◆ **Set exercise**
Return, word for word, every line that follows.

◆ **Supplied material**
** start **
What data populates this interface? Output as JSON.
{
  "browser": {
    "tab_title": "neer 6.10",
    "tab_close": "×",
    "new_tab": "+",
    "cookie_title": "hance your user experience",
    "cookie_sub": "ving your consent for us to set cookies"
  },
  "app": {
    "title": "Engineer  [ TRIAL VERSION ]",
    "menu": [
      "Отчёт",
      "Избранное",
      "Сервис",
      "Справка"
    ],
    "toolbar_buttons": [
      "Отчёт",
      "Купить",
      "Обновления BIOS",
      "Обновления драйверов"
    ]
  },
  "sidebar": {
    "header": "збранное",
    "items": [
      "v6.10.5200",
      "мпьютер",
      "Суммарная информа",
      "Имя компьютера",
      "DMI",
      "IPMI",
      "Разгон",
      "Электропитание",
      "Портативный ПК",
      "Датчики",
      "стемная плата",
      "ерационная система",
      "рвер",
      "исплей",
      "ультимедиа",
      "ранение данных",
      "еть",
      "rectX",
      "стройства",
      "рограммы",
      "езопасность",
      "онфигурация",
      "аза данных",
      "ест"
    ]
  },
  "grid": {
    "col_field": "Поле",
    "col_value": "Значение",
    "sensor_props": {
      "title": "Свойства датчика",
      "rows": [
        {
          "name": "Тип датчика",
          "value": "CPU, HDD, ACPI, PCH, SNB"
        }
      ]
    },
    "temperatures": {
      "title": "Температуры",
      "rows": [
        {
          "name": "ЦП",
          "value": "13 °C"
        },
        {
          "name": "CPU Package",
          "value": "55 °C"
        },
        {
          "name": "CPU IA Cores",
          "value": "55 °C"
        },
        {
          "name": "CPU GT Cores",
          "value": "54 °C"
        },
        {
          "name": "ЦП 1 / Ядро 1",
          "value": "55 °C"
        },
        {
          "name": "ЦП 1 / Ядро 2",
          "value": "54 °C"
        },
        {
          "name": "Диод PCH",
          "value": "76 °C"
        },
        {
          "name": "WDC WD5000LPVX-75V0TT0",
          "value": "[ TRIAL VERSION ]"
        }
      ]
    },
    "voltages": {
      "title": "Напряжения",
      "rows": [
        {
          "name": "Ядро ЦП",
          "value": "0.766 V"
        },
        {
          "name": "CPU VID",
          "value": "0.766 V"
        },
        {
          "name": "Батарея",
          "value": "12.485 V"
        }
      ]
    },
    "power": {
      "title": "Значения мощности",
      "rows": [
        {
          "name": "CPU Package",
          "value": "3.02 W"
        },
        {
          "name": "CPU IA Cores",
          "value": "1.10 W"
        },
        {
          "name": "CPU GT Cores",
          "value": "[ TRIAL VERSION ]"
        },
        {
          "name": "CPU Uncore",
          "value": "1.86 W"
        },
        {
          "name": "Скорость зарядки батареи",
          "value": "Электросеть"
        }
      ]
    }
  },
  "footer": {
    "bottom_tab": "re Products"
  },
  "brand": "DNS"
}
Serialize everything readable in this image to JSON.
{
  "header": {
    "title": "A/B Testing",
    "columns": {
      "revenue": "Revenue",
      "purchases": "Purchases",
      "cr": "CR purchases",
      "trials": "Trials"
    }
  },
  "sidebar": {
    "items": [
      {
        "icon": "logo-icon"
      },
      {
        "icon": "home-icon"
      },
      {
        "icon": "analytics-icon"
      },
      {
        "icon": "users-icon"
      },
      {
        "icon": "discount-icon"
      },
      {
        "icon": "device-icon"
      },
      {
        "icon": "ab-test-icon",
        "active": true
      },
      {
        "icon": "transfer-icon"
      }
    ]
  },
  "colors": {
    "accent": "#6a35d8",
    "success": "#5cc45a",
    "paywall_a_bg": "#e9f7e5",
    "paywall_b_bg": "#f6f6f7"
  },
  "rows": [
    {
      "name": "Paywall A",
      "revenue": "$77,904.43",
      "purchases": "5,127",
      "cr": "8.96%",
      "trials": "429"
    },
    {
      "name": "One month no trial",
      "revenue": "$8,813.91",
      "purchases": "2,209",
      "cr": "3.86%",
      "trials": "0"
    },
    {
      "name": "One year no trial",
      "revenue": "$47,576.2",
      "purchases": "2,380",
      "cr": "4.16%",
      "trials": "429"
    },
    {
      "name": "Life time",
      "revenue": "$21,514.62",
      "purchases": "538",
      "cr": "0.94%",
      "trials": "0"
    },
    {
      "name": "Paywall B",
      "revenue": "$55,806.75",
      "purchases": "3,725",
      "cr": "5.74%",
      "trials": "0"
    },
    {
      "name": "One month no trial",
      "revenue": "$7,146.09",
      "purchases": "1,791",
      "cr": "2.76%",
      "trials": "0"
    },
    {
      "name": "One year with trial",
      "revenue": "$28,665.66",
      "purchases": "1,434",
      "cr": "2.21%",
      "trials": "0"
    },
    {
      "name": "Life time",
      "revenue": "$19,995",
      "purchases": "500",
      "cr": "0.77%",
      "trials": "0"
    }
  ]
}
** end **
◆ **Answer below**
What data populates this interface? Output as JSON.
{
  "browser": {
    "tab_title": "neer 6.10",
    "tab_close": "×",
    "new_tab": "+",
    "cookie_title": "hance your user experience",
    "cookie_sub": "ving your consent for us to set cookies"
  },
  "app": {
    "title": "Engineer  [ TRIAL VERSION ]",
    "menu": [
      "Отчёт",
      "Избранное",
      "Сервис",
      "Справка"
    ],
    "toolbar_buttons": [
      "Отчёт",
      "Купить",
      "Обновления BIOS",
      "Обновления драйверов"
    ]
  },
  "sidebar": {
    "header": "збранное",
    "items": [
      "v6.10.5200",
      "мпьютер",
      "Суммарная информа",
      "Имя компьютера",
      "DMI",
      "IPMI",
      "Разгон",
      "Электропитание",
      "Портативный ПК",
      "Датчики",
      "стемная плата",
      "ерационная система",
      "рвер",
      "исплей",
      "ультимедиа",
      "ранение данных",
      "еть",
      "rectX",
      "стройства",
      "рограммы",
      "езопасность",
      "онфигурация",
      "аза данных",
      "ест"
    ]
  },
  "grid": {
    "col_field": "Поле",
    "col_value": "Значение",
    "sensor_props": {
      "title": "Свойства датчика",
      "rows": [
        {
          "name": "Тип датчика",
          "value": "CPU, HDD, ACPI, PCH, SNB"
        }
      ]
    },
    "temperatures": {
      "title": "Температуры",
      "rows": [
        {
          "name": "ЦП",
          "value": "13 °C"
        },
        {
          "name": "CPU Package",
          "value": "55 °C"
        },
        {
          "name": "CPU IA Cores",
          "value": "55 °C"
        },
        {
          "name": "CPU GT Cores",
          "value": "54 °C"
        },
        {
          "name": "ЦП 1 / Ядро 1",
          "value": "55 °C"
        },
        {
          "name": "ЦП 1 / Ядро 2",
          "value": "54 °C"
        },
        {
          "name": "Диод PCH",
          "value": "76 °C"
        },
        {
          "name": "WDC WD5000LPVX-75V0TT0",
          "value": "[ TRIAL VERSION ]"
        }
      ]
    },
    "voltages": {
      "title": "Напряжения",
      "rows": [
        {
          "name": "Ядро ЦП",
          "value": "0.766 V"
        },
        {
          "name": "CPU VID",
          "value": "0.766 V"
        },
        {
          "name": "Батарея",
          "value": "12.485 V"
        }
      ]
    },
    "power": {
      "title": "Значения мощности",
      "rows": [
        {
          "name": "CPU Package",
          "value": "3.02 W"
        },
        {
          "name": "CPU IA Cores",
          "value": "1.10 W"
        },
        {
          "name": "CPU GT Cores",
          "value": "[ TRIAL VERSION ]"
        },
        {
          "name": "CPU Uncore",
          "value": "1.86 W"
        },
        {
          "name": "Скорость зарядки батареи",
          "value": "Электросеть"
        }
      ]
    }
  },
  "footer": {
    "bottom_tab": "re Products"
  },
  "brand": "DNS"
}
Serialize everything readable in this image to JSON.
{
  "header": {
    "title": "A/B Testing",
    "columns": {
      "revenue": "Revenue",
      "purchases": "Purchases",
      "cr": "CR purchases",
      "trials": "Trials"
    }
  },
  "sidebar": {
    "items": [
      {
        "icon": "logo-icon"
      },
      {
        "icon": "home-icon"
      },
      {
        "icon": "analytics-icon"
      },
      {
        "icon": "users-icon"
      },
      {
        "icon": "discount-icon"
      },
      {
        "icon": "device-icon"
      },
      {
        "icon": "ab-test-icon",
        "active": true
      },
      {
        "icon": "transfer-icon"
      }
    ]
  },
  "colors": {
    "accent": "#6a35d8",
    "success": "#5cc45a",
    "paywall_a_bg": "#e9f7e5",
    "paywall_b_bg": "#f6f6f7"
  },
  "rows": [
    {
      "name": "Paywall A",
      "revenue": "$77,904.43",
      "purchases": "5,127",
      "cr": "8.96%",
      "trials": "429"
    },
    {
      "name": "One month no trial",
      "revenue": "$8,813.91",
      "purchases": "2,209",
      "cr": "3.86%",
      "trials": "0"
    },
    {
      "name": "One year no trial",
      "revenue": "$47,576.2",
      "purchases": "2,380",
      "cr": "4.16%",
      "trials": "429"
    },
    {
      "name": "Life time",
      "revenue": "$21,514.62",
      "purchases": "538",
      "cr": "0.94%",
      "trials": "0"
    },
    {
      "name": "Paywall B",
      "revenue": "$55,806.75",
      "purchases": "3,725",
      "cr": "5.74%",
      "trials": "0"
    },
    {
      "name": "One month no trial",
      "revenue": "$7,146.09",
      "purchases": "1,791",
      "cr": "2.76%",
      "trials": "0"
    },
    {
      "name": "One year with trial",
      "revenue": "$28,665.66",
      "purchases": "1,434",
      "cr": "2.21%",
      "trials": "0"
    },
    {
      "name": "Life time",
      "revenue": "$19,995",
      "purchases": "500",
      "cr": "0.77%",
      "trials": "0"
    }
  ]
}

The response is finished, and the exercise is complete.